Aim — Check each line for the string "البحاروة" and give only the count of lines that have it.

───

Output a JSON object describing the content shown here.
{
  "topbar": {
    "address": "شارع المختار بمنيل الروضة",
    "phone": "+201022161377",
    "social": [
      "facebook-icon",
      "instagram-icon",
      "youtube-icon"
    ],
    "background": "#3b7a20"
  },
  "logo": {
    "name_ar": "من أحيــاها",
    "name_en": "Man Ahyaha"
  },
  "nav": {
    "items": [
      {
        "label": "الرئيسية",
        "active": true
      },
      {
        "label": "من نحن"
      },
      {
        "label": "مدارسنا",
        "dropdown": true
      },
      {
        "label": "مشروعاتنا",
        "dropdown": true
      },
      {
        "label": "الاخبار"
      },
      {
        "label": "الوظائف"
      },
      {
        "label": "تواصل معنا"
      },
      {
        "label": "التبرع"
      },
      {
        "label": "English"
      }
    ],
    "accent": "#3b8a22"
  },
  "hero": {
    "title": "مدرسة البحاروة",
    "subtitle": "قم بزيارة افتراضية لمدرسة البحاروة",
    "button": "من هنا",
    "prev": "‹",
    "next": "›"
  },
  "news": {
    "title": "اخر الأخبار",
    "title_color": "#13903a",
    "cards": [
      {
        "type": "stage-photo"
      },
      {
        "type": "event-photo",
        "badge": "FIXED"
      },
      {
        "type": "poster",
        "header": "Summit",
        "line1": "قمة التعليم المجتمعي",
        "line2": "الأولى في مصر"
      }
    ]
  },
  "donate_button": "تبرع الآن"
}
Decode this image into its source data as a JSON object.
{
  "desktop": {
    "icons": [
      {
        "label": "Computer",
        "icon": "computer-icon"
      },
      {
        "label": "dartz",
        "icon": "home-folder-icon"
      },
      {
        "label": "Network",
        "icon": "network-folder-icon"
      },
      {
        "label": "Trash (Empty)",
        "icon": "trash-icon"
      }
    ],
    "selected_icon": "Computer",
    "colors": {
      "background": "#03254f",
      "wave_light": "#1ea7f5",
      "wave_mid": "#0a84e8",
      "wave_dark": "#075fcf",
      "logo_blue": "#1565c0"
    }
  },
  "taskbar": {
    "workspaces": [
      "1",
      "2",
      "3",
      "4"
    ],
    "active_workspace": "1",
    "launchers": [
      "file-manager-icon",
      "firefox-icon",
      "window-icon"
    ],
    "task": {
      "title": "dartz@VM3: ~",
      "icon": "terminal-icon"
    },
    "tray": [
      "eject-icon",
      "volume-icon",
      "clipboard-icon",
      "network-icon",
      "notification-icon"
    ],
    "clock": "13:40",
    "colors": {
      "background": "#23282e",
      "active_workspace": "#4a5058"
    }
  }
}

───

Result of the exercise — 2